(PROBLEM DETAILS) The entries that follow should be written out exactly.

-*-

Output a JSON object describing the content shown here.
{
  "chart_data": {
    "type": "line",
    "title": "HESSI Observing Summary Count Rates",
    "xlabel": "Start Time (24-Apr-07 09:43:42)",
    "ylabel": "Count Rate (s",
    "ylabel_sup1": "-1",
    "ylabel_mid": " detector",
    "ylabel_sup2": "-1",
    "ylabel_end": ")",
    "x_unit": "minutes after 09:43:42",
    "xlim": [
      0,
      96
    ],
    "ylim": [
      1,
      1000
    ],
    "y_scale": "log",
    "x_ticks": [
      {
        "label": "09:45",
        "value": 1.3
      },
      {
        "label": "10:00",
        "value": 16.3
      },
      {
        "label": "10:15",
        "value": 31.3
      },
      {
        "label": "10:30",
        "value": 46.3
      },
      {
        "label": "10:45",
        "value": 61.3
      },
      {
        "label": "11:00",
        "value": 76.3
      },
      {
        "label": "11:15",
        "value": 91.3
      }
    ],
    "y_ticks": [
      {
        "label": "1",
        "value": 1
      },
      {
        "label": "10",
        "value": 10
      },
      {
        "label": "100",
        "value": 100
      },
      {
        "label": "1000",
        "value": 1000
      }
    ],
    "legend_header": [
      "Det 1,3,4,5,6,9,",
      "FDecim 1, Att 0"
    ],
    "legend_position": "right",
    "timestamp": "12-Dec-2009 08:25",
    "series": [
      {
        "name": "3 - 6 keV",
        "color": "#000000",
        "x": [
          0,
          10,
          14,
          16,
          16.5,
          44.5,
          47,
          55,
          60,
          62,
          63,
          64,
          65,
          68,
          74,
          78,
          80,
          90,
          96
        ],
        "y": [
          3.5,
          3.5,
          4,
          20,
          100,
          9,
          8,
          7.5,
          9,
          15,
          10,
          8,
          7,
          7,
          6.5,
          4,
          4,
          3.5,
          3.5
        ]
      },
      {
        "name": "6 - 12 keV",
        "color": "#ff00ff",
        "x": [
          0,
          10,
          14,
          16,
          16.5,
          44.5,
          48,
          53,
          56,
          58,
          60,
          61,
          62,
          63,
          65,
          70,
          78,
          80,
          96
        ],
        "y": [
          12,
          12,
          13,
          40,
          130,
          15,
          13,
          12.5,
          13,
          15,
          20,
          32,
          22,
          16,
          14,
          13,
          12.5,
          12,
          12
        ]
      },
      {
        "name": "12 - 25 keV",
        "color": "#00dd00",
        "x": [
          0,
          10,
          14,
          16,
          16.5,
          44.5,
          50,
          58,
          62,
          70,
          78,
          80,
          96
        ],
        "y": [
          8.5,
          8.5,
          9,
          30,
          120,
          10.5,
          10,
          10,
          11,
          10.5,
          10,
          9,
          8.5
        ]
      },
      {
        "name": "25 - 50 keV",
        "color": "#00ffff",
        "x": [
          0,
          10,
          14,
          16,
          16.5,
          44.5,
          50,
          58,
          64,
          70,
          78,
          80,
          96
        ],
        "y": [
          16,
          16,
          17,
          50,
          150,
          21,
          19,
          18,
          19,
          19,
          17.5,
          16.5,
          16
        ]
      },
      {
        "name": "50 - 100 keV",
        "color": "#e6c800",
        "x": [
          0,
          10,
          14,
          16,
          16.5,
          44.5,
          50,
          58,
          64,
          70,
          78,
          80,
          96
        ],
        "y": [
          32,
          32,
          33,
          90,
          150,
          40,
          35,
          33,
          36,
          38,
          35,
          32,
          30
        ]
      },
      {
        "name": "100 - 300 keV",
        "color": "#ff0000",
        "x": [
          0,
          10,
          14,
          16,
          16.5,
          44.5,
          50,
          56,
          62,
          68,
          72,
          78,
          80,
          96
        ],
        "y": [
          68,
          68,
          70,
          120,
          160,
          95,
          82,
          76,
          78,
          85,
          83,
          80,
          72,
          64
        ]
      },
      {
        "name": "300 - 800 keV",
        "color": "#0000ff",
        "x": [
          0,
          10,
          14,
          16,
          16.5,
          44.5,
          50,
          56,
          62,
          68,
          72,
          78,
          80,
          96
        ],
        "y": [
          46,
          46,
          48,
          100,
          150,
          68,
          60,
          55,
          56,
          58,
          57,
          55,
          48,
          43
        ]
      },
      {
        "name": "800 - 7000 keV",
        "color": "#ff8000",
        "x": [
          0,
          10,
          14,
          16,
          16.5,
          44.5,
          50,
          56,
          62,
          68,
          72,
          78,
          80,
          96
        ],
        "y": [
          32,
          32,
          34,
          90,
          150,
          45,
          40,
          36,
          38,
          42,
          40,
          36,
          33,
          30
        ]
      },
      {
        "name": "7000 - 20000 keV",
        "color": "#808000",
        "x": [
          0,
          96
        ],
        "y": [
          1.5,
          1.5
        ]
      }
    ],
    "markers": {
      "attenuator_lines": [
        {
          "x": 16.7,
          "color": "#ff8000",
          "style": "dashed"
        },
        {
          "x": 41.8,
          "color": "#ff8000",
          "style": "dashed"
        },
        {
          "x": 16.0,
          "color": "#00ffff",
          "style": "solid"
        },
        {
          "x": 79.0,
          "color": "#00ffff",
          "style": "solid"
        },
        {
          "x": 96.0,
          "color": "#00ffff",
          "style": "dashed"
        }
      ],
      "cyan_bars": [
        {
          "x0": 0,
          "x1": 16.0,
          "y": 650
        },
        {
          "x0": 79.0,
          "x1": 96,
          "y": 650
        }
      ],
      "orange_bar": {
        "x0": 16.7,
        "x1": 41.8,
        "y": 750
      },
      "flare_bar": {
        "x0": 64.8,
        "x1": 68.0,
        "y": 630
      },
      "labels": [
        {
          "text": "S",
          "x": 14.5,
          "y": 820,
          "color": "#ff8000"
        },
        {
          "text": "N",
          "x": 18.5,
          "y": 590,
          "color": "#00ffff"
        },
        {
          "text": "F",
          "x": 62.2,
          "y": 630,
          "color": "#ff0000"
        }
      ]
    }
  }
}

-*-

(TASK RESPONSE)
Output a JSON object describing the content shown here.
{
  "chart_data": {
    "type": "line",
    "title": "HESSI Observing Summary Count Rates",
    "xlabel": "Start Time (24-Apr-07 09:43:42)",
    "ylabel": "Count Rate (s",
    "ylabel_sup1": "-1",
    "ylabel_mid": " detector",
    "ylabel_sup2": "-1",
    "ylabel_end": ")",
    "x_unit": "minutes after 09:43:42",
    "xlim": [
      0,
      96
    ],
    "ylim": [
      1,
      1000
    ],
    "y_scale": "log",
    "x_ticks": [
      {
        "label": "09:45",
        "value": 1.3
      },
      {
        "label": "10:00",
        "value": 16.3
      },
      {
        "label": "10:15",
        "value": 31.3
      },
      {
        "label": "10:30",
        "value": 46.3
      },
      {
        "label": "10:45",
        "value": 61.3
      },
      {
        "label": "11:00",
        "value": 76.3
      },
      {
        "label": "11:15",
        "value": 91.3
      }
    ],
    "y_ticks": [
      {
        "label": "1",
        "value": 1
      },
      {
        "label": "10",
        "value": 10
      },
      {
        "label": "100",
        "value": 100
      },
      {
        "label": "1000",
        "value": 1000
      }
    ],
    "legend_header": [
      "Det 1,3,4,5,6,9,",
      "FDecim 1, Att 0"
    ],
    "legend_position": "right",
    "timestamp": "12-Dec-2009 08:25",
    "series": [
      {
        "name": "3 - 6 keV",
        "color": "#000000",
        "x": [
          0,
          10,
          14,
          16,
          16.5,
          44.5,
          47,
          55,
          60,
          62,
          63,
          64,
          65,
          68,
          74,
          78,
          80,
          90,
          96
        ],
        "y": [
          3.5,
          3.5,
          4,
          20,
          100,
          9,
          8,
          7.5,
          9,
          15,
          10,
          8,
          7,
          7,
          6.5,
          4,
          4,
          3.5,
          3.5
        ]
      },
      {
        "name": "6 - 12 keV",
        "color": "#ff00ff",
        "x": [
          0,
          10,
          14,
          16,
          16.5,
          44.5,
          48,
          53,
          56,
          58,
          60,
          61,
          62,
          63,
          65,
          70,
          78,
          80,
          96
        ],
        "y": [
          12,
          12,
          13,
          40,
          130,
          15,
          13,
          12.5,
          13,
          15,
          20,
          32,
          22,
          16,
          14,
          13,
          12.5,
          12,
          12
        ]
      },
      {
        "name": "12 - 25 keV",
        "color": "#00dd00",
        "x": [
          0,
          10,
          14,
          16,
          16.5,
          44.5,
          50,
          58,
          62,
          70,
          78,
          80,
          96
        ],
        "y": [
          8.5,
          8.5,
          9,
          30,
          120,
          10.5,
          10,
          10,
          11,
          10.5,
          10,
          9,
          8.5
        ]
      },
      {
        "name": "25 - 50 keV",
        "color": "#00ffff",
        "x": [
          0,
          10,
          14,
          16,
          16.5,
          44.5,
          50,
          58,
          64,
          70,
          78,
          80,
          96
        ],
        "y": [
          16,
          16,
          17,
          50,
          150,
          21,
          19,
          18,
          19,
          19,
          17.5,
          16.5,
          16
        ]
      },
      {
        "name": "50 - 100 keV",
        "color": "#e6c800",
        "x": [
          0,
          10,
          14,
          16,
          16.5,
          44.5,
          50,
          58,
          64,
          70,
          78,
          80,
          96
        ],
        "y": [
          32,
          32,
          33,
          90,
          150,
          40,
          35,
          33,
          36,
          38,
          35,
          32,
          30
        ]
      },
      {
        "name": "100 - 300 keV",
        "color": "#ff0000",
        "x": [
          0,
          10,
          14,
          16,
          16.5,
          44.5,
          50,
          56,
          62,
          68,
          72,
          78,
          80,
          96
        ],
        "y": [
          68,
          68,
          70,
          120,
          160,
          95,
          82,
          76,
          78,
          85,
          83,
          80,
          72,
          64
        ]
      },
      {
        "name": "300 - 800 keV",
        "color": "#0000ff",
        "x": [
          0,
          10,
          14,
          16,
          16.5,
          44.5,
          50,
          56,
          62,
          68,
          72,
          78,
          80,
          96
        ],
        "y": [
          46,
          46,
          48,
          100,
          150,
          68,
          60,
          55,
          56,
          58,
          57,
          55,
          48,
          43
        ]
      },
      {
        "name": "800 - 7000 keV",
        "color": "#ff8000",
        "x": [
          0,
          10,
          14,
          16,
          16.5,
          44.5,
          50,
          56,
          62,
          68,
          72,
          78,
          80,
          96
        ],
        "y": [
          32,
          32,
          34,
          90,
          150,
          45,
          40,
          36,
          38,
          42,
          40,
          36,
          33,
          30
        ]
      },
      {
        "name": "7000 - 20000 keV",
        "color": "#808000",
        "x": [
          0,
          96
        ],
        "y": [
          1.5,
          1.5
        ]
      }
    ],
    "markers": {
      "attenuator_lines": [
        {
          "x": 16.7,
          "color": "#ff8000",
          "style": "dashed"
        },
        {
          "x": 41.8,
          "color": "#ff8000",
          "style": "dashed"
        },
        {
          "x": 16.0,
          "color": "#00ffff",
          "style": "solid"
        },
        {
          "x": 79.0,
          "color": "#00ffff",
          "style": "solid"
        },
        {
          "x": 96.0,
          "color": "#00ffff",
          "style": "dashed"
        }
      ],
      "cyan_bars": [
        {
          "x0": 0,
          "x1": 16.0,
          "y": 650
        },
        {
          "x0": 79.0,
          "x1": 96,
          "y": 650
        }
      ],
      "orange_bar": {
        "x0": 16.7,
        "x1": 41.8,
        "y": 750
      },
      "flare_bar": {
        "x0": 64.8,
        "x1": 68.0,
        "y": 630
      },
      "labels": [
        {
          "text": "S",
          "x": 14.5,
          "y": 820,
          "color": "#ff8000"
        },
        {
          "text": "N",
          "x": 18.5,
          "y": 590,
          "color": "#00ffff"
        },
        {
          "text": "F",
          "x": 62.2,
          "y": 630,
          "color": "#ff0000"
        }
      ]
    }
  }
}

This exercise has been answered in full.